# start of INPUT

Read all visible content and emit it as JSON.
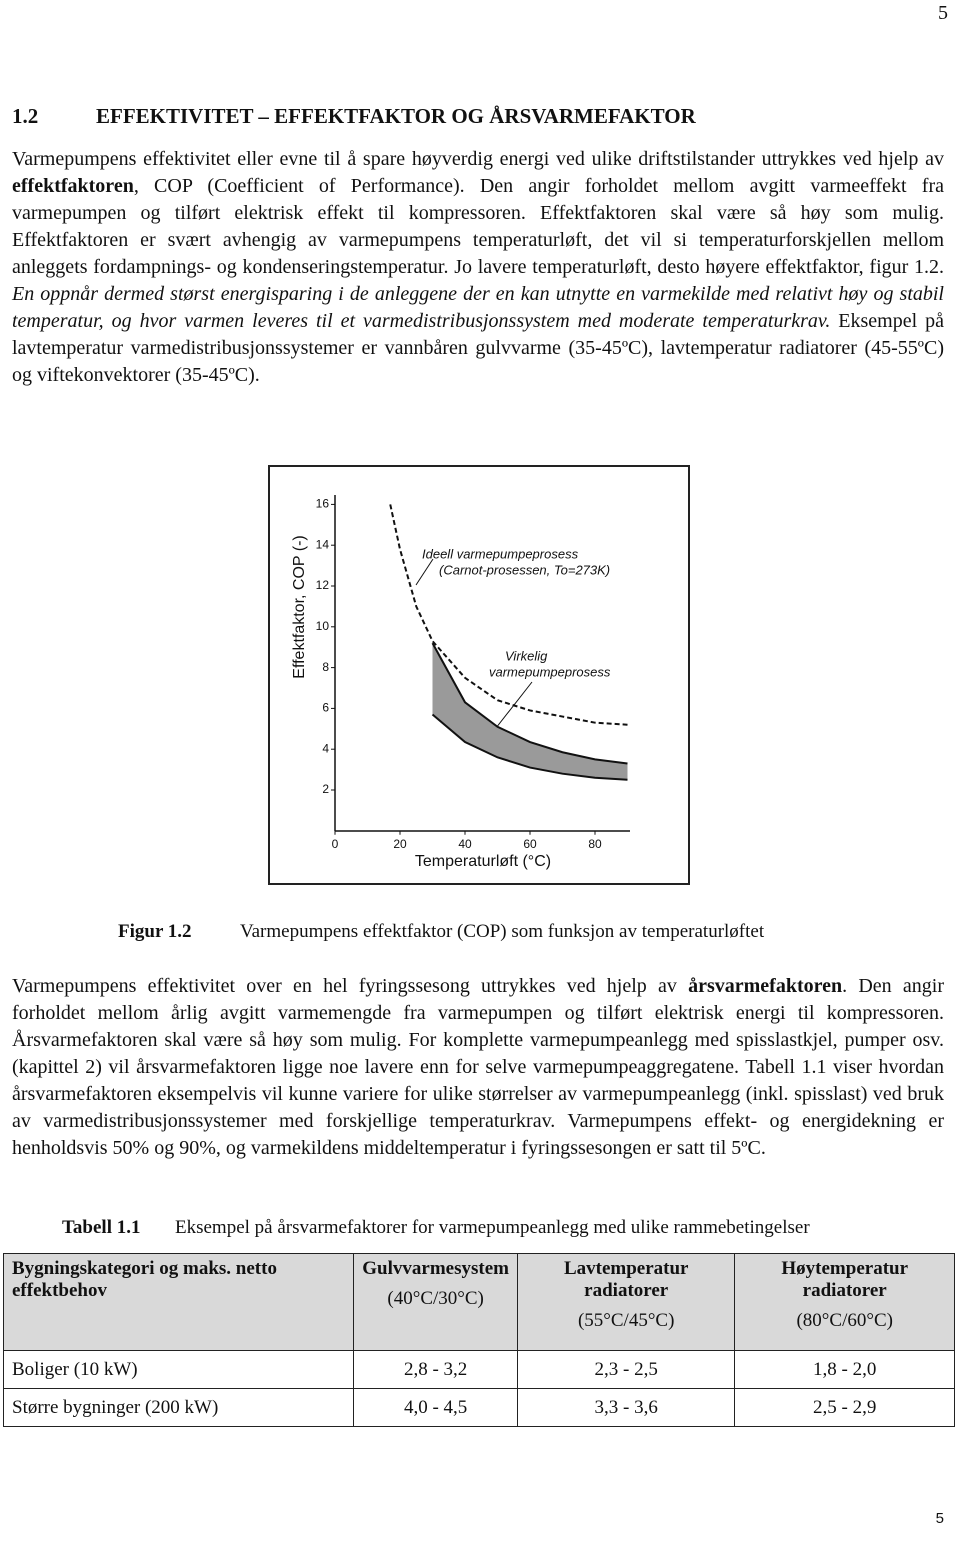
{
  "page_number": "5",
  "section": {
    "number": "1.2",
    "title": "EFFEKTIVITET – EFFEKTFAKTOR OG ÅRSVARMEFAKTOR"
  },
  "paragraphs": [
    [
      {
        "text": "Varmepumpens effektivitet eller evne til å spare høyverdig energi ved ulike driftstilstander uttrykkes ved hjelp av "
      },
      {
        "text": "effektfaktoren",
        "bold": true
      },
      {
        "text": ", COP (Coefficient of Performance). Den angir forholdet mellom avgitt varmeeffekt fra varmepumpen og tilført elektrisk effekt til kompressoren. Effektfaktoren skal være så høy som mulig. Effektfaktoren er svært avhengig av varmepumpens temperaturløft, det vil si temperaturforskjellen mellom anleggets fordampnings- og kondenseringstemperatur. Jo lavere temperaturløft, desto høyere effektfaktor, figur 1.2. "
      },
      {
        "text": "En oppnår dermed størst energisparing i de anleggene der en kan utnytte en varmekilde med relativt høy og stabil temperatur, og hvor varmen leveres til et varmedistribusjonssystem med moderate temperaturkrav.",
        "italic": true
      },
      {
        "text": " Eksempel på lavtemperatur varmedistribusjonssystemer er vannbåren gulvvarme (35-45ºC), lavtemperatur radiatorer (45-55ºC) og viftekonvektorer (35-45ºC)."
      }
    ],
    [
      {
        "text": "Varmepumpens effektivitet over en hel fyringssesong uttrykkes ved hjelp av "
      },
      {
        "text": "årsvarmefaktoren",
        "bold": true
      },
      {
        "text": ". Den angir forholdet mellom årlig avgitt varmemengde fra varmepumpen og tilført elektrisk energi til kompressoren. Årsvarmefaktoren skal være så høy som mulig. For komplette varmepumpeanlegg med spisslastkjel, pumper osv. (kapittel 2) vil årsvarmefaktoren ligge noe lavere enn for selve varmepumpeaggregatene. Tabell 1.1 viser hvordan årsvarmefaktoren eksempelvis vil kunne variere for ulike størrelser av varmepumpeanlegg (inkl. spisslast) ved bruk av varmedistribusjonssystemer med forskjellige temperaturkrav. Varmepumpens effekt- og energidekning er henholdsvis 50% og 90%, og varmekildens middeltemperatur i fyringssesongen er satt til 5ºC."
      }
    ]
  ],
  "chart_data": {
    "type": "line",
    "ylabel": "Effektfaktor, COP  (-)",
    "xlabel": "Temperaturløft (°C)",
    "annotations": [
      "Ideell varmepumpeprosess",
      "(Carnot-prosessen, To=273K)",
      "Virkelig",
      "varmepumpeprosess"
    ],
    "x": [
      17,
      20,
      25,
      30,
      40,
      50,
      60,
      70,
      80,
      90
    ],
    "series": [
      {
        "color": "#111111",
        "dash": true,
        "values": [
          16,
          13.8,
          11,
          9.3,
          7.5,
          6.4,
          5.9,
          5.6,
          5.3,
          5.2
        ]
      },
      {
        "color": "#111111",
        "values": [
          null,
          null,
          null,
          9.2,
          6.3,
          5.1,
          4.35,
          3.85,
          3.5,
          3.3
        ]
      },
      {
        "color": "#111111",
        "values": [
          null,
          null,
          null,
          5.7,
          4.35,
          3.6,
          3.1,
          2.8,
          2.6,
          2.5
        ]
      }
    ],
    "band_color": "#9a9a9a",
    "xlim": [
      0,
      90
    ],
    "ylim": [
      0,
      16.5
    ],
    "xticks": [
      0,
      20,
      40,
      60,
      80
    ],
    "yticks": [
      2,
      4,
      6,
      8,
      10,
      12,
      14,
      16
    ]
  },
  "figure_caption": {
    "label": "Figur 1.2",
    "text": "Varmepumpens effektfaktor (COP) som funksjon av temperaturløftet"
  },
  "table": {
    "label": "Tabell 1.1",
    "caption": "Eksempel på årsvarmefaktorer for varmepumpeanlegg med ulike rammebetingelser",
    "header": [
      [
        "Bygningskategori og maks. netto effektbehov"
      ],
      [
        "Gulvvarmesystem",
        "(40°C/30°C)"
      ],
      [
        "Lavtemperatur radiatorer",
        "(55°C/45°C)"
      ],
      [
        "Høytemperatur radiatorer",
        "(80°C/60°C)"
      ]
    ],
    "rows": [
      [
        "Boliger (10 kW)",
        "2,8 - 3,2",
        "2,3 - 2,5",
        "1,8 - 2,0"
      ],
      [
        "Større bygninger (200 kW)",
        "4,0 - 4,5",
        "3,3 - 3,6",
        "2,5 - 2,9"
      ]
    ]
  },
  "footer_page_number": "5"
}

# end of INPUT

• **DIRECTIVE**
Search the data for the string "hjelp". List each line that has it.

• **TASK SOLUTION**
        "text": "Varmepumpens effektivitet eller evne til å spare høyverdig energi ved ulike driftstilstander uttrykkes ved hjelp av "
        "text": "Varmepumpens effektivitet over en hel fyringssesong uttrykkes ved hjelp av "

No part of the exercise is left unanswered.